Task instructions
The records below must be duplicated exactly, character for character.

[Stored items]
------------------------------------------------------------

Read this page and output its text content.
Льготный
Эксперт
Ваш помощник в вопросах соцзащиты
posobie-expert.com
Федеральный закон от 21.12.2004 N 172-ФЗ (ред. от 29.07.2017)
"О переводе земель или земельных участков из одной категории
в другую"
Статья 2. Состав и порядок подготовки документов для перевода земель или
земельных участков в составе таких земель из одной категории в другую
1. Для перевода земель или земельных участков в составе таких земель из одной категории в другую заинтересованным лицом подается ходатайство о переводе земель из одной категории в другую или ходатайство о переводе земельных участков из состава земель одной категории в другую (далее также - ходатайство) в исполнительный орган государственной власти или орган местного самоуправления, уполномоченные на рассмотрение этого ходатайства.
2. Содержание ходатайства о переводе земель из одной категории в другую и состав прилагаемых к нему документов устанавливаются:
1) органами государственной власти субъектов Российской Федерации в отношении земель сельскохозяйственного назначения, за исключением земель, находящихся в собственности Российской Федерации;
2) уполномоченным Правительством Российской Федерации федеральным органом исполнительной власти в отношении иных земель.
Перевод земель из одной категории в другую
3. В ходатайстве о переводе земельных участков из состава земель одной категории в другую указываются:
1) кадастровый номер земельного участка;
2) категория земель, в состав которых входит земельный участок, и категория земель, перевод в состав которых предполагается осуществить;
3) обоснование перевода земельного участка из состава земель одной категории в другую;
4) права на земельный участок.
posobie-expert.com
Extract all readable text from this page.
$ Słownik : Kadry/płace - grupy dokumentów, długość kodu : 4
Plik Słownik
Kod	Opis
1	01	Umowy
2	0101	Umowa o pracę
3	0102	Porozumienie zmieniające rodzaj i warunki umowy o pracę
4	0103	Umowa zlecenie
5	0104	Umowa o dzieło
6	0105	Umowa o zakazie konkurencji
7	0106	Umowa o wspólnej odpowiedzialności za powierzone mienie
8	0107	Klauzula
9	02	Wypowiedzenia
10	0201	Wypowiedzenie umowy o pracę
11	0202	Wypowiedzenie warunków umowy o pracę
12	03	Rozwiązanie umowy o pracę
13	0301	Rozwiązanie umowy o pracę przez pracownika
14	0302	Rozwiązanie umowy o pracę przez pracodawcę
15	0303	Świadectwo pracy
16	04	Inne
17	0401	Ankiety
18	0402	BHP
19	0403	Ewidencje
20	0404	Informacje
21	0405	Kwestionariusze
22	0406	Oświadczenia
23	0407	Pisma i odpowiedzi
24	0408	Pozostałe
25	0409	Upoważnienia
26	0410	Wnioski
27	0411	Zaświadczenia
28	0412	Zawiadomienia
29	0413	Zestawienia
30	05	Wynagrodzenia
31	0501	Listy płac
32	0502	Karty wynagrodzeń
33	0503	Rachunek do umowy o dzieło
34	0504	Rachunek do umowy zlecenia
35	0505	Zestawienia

------------------------------------------------------------

Final answer
Read this page and output its text content.
Льготный
Эксперт
Ваш помощник в вопросах соцзащиты
posobie-expert.com
Федеральный закон от 21.12.2004 N 172-ФЗ (ред. от 29.07.2017)
"О переводе земель или земельных участков из одной категории
в другую"
Статья 2. Состав и порядок подготовки документов для перевода земель или
земельных участков в составе таких земель из одной категории в другую
1. Для перевода земель или земельных участков в составе таких земель из одной категории в другую заинтересованным лицом подается ходатайство о переводе земель из одной категории в другую или ходатайство о переводе земельных участков из состава земель одной категории в другую (далее также - ходатайство) в исполнительный орган государственной власти или орган местного самоуправления, уполномоченные на рассмотрение этого ходатайства.
2. Содержание ходатайства о переводе земель из одной категории в другую и состав прилагаемых к нему документов устанавливаются:
1) органами государственной власти субъектов Российской Федерации в отношении земель сельскохозяйственного назначения, за исключением земель, находящихся в собственности Российской Федерации;
2) уполномоченным Правительством Российской Федерации федеральным органом исполнительной власти в отношении иных земель.
Перевод земель из одной категории в другую
3. В ходатайстве о переводе земельных участков из состава земель одной категории в другую указываются:
1) кадастровый номер земельного участка;
2) категория земель, в состав которых входит земельный участок, и категория земель, перевод в состав которых предполагается осуществить;
3) обоснование перевода земельного участка из состава земель одной категории в другую;
4) права на земельный участок.
posobie-expert.com
Extract all readable text from this page.
$ Słownik : Kadry/płace - grupy dokumentów, długość kodu : 4
Plik Słownik
Kod	Opis
1	01	Umowy
2	0101	Umowa o pracę
3	0102	Porozumienie zmieniające rodzaj i warunki umowy o pracę
4	0103	Umowa zlecenie
5	0104	Umowa o dzieło
6	0105	Umowa o zakazie konkurencji
7	0106	Umowa o wspólnej odpowiedzialności za powierzone mienie
8	0107	Klauzula
9	02	Wypowiedzenia
10	0201	Wypowiedzenie umowy o pracę
11	0202	Wypowiedzenie warunków umowy o pracę
12	03	Rozwiązanie umowy o pracę
13	0301	Rozwiązanie umowy o pracę przez pracownika
14	0302	Rozwiązanie umowy o pracę przez pracodawcę
15	0303	Świadectwo pracy
16	04	Inne
17	0401	Ankiety
18	0402	BHP
19	0403	Ewidencje
20	0404	Informacje
21	0405	Kwestionariusze
22	0406	Oświadczenia
23	0407	Pisma i odpowiedzi
24	0408	Pozostałe
25	0409	Upoważnienia
26	0410	Wnioski
27	0411	Zaświadczenia
28	0412	Zawiadomienia
29	0413	Zestawienia
30	05	Wynagrodzenia
31	0501	Listy płac
32	0502	Karty wynagrodzeń
33	0503	Rachunek do umowy o dzieło
34	0504	Rachunek do umowy zlecenia
35	0505	Zestawienia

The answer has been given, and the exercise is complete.